§ **Task to carry out**:
Gather up every line from the entries below that uses the word "circum".

BEGIN Dataset extract

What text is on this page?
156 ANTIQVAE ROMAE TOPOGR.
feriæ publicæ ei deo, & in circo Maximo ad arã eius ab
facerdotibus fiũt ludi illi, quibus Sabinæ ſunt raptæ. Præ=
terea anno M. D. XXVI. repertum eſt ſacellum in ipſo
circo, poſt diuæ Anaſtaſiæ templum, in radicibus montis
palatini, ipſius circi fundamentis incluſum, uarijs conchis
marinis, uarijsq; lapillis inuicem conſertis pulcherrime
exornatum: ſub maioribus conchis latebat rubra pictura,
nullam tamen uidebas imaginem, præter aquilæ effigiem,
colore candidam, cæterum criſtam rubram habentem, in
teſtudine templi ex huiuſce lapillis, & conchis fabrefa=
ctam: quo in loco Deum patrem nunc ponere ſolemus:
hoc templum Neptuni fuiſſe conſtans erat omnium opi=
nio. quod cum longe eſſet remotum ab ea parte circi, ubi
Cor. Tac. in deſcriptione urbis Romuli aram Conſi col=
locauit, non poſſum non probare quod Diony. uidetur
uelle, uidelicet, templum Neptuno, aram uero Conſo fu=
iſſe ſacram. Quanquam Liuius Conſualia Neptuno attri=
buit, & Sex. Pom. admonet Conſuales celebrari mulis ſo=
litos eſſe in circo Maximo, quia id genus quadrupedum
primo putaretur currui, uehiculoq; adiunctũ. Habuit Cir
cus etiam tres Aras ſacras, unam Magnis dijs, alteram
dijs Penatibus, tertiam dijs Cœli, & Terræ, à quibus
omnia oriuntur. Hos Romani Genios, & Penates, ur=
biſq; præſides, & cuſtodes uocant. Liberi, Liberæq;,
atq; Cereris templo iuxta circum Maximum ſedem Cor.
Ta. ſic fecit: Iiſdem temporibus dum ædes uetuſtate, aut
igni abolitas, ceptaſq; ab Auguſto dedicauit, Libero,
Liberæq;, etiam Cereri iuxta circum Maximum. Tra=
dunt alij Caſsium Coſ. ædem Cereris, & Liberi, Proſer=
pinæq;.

END Dataset extract

§ **Written solution**:
atq; Cereris templo iuxta circum Maximum ſedem Cor.
Liberæq;, etiam Cereri iuxta circum Maximum. Tra=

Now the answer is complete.